RECORDED INFORMATION:
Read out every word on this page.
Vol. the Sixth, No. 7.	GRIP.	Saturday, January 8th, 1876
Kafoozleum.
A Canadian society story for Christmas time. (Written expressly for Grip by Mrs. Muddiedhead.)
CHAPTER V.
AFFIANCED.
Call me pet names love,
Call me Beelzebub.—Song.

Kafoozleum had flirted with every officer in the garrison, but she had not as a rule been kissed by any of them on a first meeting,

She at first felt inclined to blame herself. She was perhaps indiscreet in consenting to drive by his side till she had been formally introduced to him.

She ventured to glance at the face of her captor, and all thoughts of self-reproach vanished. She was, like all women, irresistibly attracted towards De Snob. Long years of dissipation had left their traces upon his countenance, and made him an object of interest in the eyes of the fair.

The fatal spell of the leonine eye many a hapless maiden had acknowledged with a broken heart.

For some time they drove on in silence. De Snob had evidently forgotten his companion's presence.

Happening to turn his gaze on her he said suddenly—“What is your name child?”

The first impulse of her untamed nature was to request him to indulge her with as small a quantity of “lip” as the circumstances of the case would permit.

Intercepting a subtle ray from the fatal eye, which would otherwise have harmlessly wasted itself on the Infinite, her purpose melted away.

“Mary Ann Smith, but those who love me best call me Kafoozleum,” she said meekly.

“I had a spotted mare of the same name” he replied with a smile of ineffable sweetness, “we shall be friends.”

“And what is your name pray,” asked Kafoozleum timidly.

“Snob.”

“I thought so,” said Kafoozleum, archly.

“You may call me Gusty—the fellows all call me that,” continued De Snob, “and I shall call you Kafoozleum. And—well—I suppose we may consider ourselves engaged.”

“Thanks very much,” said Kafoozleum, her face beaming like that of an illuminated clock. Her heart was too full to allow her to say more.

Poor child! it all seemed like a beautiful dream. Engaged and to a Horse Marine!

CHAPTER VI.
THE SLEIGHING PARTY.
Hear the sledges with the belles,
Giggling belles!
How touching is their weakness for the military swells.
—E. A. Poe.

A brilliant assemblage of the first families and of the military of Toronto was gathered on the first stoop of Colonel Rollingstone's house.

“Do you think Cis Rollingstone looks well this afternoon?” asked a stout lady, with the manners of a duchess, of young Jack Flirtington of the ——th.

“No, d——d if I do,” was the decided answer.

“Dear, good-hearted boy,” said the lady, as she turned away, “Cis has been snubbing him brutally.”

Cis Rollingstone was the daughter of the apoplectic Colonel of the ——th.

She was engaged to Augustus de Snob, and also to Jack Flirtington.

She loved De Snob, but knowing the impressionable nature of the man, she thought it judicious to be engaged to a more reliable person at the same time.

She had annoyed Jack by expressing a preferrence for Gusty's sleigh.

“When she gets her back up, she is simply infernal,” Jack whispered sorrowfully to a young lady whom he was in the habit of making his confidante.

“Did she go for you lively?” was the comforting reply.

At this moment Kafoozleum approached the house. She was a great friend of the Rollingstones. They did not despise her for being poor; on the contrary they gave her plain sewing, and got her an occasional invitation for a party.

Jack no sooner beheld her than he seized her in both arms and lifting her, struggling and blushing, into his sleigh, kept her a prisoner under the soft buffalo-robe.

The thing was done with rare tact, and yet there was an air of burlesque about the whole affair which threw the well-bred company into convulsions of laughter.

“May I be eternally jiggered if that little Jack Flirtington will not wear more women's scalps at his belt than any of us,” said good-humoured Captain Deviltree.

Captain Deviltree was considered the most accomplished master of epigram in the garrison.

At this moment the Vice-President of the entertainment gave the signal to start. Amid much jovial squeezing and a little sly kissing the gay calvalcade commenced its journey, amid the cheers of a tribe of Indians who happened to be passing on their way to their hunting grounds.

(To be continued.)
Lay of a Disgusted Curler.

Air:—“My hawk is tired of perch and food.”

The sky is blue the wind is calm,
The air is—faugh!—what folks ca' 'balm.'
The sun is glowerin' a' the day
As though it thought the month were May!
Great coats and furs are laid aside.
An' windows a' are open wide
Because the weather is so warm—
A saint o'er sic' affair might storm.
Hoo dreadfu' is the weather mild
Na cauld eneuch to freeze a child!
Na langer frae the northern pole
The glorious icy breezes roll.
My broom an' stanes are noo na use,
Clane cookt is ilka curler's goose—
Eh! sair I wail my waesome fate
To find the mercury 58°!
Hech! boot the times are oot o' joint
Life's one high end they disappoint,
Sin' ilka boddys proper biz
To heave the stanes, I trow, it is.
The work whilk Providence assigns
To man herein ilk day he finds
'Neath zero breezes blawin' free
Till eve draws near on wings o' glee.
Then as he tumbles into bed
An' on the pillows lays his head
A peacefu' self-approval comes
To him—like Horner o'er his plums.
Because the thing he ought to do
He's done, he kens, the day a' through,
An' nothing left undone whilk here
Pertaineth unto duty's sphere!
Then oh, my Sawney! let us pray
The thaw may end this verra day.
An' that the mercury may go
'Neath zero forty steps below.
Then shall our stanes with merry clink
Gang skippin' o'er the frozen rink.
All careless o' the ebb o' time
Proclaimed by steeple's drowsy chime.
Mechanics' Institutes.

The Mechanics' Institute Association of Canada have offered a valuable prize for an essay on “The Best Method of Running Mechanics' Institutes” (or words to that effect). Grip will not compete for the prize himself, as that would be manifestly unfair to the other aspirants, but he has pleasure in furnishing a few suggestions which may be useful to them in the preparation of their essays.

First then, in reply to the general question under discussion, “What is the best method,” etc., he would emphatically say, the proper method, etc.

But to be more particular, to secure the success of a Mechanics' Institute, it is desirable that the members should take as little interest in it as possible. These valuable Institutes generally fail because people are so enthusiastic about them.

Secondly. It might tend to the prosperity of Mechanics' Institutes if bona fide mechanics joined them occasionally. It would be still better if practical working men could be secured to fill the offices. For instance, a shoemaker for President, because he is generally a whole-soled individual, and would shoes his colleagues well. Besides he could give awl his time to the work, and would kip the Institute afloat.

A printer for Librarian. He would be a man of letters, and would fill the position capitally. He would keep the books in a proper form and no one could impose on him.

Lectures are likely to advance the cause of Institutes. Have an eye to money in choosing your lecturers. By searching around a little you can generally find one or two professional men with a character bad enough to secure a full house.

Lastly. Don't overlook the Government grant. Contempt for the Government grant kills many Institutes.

WORK TO COMPLETE:
Your answer should be only the number of lines that hold the word "away".

OUTPUT OF THE TASK:
2